_Work to complete:_
Please pull out every line that includes the string "Splitting".

_Material supplied:_
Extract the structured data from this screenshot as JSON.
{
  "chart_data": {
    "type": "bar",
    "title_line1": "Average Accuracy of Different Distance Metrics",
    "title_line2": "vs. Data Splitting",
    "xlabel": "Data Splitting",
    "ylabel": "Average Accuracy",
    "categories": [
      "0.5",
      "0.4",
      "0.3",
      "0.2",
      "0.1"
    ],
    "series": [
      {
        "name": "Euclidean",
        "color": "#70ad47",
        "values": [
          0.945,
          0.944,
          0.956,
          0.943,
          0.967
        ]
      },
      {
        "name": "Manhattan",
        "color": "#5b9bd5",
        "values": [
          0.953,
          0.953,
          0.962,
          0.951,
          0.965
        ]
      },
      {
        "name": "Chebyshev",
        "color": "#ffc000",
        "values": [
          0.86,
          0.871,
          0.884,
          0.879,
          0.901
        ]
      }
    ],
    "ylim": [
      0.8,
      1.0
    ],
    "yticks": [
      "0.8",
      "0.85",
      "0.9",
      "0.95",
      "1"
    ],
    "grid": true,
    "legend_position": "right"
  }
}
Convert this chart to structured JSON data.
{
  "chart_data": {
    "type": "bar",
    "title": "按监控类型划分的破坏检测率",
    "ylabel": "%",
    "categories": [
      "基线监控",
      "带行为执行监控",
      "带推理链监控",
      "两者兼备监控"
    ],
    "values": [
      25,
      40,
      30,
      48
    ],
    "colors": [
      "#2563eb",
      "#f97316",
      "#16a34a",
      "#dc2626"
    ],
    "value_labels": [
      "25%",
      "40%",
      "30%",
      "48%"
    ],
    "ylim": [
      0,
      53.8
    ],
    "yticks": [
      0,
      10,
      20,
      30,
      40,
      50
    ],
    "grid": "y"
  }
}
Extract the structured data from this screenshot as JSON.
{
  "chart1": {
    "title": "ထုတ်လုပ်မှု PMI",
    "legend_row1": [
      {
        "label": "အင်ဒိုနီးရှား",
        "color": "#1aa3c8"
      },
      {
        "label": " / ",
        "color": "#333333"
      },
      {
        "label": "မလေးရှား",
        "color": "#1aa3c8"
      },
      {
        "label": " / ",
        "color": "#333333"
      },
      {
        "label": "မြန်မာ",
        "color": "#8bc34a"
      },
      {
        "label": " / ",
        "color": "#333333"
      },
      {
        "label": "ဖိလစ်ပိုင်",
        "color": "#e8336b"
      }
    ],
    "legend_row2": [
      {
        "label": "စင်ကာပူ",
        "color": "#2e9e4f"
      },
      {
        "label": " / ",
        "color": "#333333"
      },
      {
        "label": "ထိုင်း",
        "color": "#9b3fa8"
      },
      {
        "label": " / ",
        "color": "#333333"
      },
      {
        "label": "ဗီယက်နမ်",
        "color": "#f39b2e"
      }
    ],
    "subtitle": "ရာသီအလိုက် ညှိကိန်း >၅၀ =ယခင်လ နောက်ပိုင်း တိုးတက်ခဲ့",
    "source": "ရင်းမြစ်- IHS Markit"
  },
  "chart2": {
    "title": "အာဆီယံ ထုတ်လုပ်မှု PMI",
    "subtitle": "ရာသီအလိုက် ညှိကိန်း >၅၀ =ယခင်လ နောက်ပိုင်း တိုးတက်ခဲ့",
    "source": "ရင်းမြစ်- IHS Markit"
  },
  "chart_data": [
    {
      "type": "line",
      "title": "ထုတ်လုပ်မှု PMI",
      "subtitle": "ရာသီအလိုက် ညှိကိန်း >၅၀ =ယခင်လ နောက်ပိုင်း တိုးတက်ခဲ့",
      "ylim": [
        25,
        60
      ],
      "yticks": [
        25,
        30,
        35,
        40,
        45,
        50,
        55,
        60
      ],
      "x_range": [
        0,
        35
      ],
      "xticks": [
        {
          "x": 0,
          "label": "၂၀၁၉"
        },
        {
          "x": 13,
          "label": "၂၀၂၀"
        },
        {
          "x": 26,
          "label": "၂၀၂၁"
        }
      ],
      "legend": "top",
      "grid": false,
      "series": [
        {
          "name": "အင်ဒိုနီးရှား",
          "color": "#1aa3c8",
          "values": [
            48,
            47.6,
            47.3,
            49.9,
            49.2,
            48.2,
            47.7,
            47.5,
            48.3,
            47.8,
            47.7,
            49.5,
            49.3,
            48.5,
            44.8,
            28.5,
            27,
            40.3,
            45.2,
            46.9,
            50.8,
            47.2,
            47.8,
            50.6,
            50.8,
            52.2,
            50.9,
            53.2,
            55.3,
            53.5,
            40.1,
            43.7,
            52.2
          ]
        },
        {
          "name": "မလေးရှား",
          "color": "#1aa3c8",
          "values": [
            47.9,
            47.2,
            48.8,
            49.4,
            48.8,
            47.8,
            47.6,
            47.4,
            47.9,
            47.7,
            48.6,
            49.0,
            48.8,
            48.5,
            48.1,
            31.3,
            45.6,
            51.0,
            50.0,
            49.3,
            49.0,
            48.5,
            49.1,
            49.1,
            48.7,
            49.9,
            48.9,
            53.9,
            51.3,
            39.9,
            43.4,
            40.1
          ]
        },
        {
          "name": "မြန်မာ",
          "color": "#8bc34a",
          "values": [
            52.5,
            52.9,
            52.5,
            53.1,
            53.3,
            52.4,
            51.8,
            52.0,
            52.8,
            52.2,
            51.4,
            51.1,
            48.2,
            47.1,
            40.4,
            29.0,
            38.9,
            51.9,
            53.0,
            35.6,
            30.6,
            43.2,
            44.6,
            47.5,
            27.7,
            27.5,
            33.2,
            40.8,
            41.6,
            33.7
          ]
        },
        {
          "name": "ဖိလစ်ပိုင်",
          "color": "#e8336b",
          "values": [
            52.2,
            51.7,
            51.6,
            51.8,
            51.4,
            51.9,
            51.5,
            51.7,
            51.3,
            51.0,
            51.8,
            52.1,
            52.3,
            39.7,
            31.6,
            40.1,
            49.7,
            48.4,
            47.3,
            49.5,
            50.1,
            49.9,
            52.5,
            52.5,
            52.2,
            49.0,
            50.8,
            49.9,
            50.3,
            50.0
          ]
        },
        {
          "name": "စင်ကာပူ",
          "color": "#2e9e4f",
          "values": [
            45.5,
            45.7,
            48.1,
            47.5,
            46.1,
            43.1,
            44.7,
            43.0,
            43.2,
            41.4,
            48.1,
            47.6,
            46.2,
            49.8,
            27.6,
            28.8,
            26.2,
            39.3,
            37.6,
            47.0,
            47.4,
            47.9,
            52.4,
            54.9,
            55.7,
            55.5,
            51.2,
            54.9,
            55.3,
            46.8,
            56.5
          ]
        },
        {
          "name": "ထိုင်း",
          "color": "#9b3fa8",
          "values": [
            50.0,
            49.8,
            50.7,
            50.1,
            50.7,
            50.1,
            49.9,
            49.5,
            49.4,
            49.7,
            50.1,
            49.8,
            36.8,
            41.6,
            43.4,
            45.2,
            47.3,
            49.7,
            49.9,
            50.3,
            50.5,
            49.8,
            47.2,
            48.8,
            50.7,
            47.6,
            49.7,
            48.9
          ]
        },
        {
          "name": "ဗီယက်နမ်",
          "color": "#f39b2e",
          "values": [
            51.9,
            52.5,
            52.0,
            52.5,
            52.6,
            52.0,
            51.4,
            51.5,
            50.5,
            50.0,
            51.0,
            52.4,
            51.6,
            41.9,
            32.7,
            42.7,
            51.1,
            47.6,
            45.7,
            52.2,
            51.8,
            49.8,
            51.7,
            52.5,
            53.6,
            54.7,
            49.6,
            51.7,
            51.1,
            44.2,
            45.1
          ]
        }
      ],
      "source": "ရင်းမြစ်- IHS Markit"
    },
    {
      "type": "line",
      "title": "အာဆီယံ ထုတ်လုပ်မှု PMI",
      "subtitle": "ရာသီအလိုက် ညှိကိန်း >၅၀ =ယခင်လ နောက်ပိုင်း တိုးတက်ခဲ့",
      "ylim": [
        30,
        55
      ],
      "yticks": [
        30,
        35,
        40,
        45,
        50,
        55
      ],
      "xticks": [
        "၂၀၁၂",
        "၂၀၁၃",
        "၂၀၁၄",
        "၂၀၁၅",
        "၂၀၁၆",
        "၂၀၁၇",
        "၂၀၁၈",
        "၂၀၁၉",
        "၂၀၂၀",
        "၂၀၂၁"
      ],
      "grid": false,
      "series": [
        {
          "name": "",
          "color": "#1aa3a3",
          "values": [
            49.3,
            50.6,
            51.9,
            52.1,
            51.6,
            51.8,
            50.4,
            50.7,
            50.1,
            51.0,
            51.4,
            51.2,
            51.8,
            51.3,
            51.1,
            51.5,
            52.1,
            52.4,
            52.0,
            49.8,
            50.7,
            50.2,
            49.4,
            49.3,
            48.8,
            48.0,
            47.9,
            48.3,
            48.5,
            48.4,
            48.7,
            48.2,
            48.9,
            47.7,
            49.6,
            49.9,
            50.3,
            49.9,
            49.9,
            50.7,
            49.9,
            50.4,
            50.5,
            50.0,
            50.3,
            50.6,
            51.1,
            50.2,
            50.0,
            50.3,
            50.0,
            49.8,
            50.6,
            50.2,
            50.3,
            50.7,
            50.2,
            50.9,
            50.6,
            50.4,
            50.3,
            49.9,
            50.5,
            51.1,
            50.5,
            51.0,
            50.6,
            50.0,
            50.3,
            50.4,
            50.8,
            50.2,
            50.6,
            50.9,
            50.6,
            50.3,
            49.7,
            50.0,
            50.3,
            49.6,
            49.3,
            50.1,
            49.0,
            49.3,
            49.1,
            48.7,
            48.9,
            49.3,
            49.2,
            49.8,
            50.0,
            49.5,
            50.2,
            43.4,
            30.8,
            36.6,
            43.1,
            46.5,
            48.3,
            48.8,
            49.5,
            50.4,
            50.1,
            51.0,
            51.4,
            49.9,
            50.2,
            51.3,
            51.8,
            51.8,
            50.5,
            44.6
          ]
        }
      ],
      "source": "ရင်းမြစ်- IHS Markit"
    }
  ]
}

_Expected answer:_
    "title_line2": "vs. Data Splitting",
    "xlabel": "Data Splitting",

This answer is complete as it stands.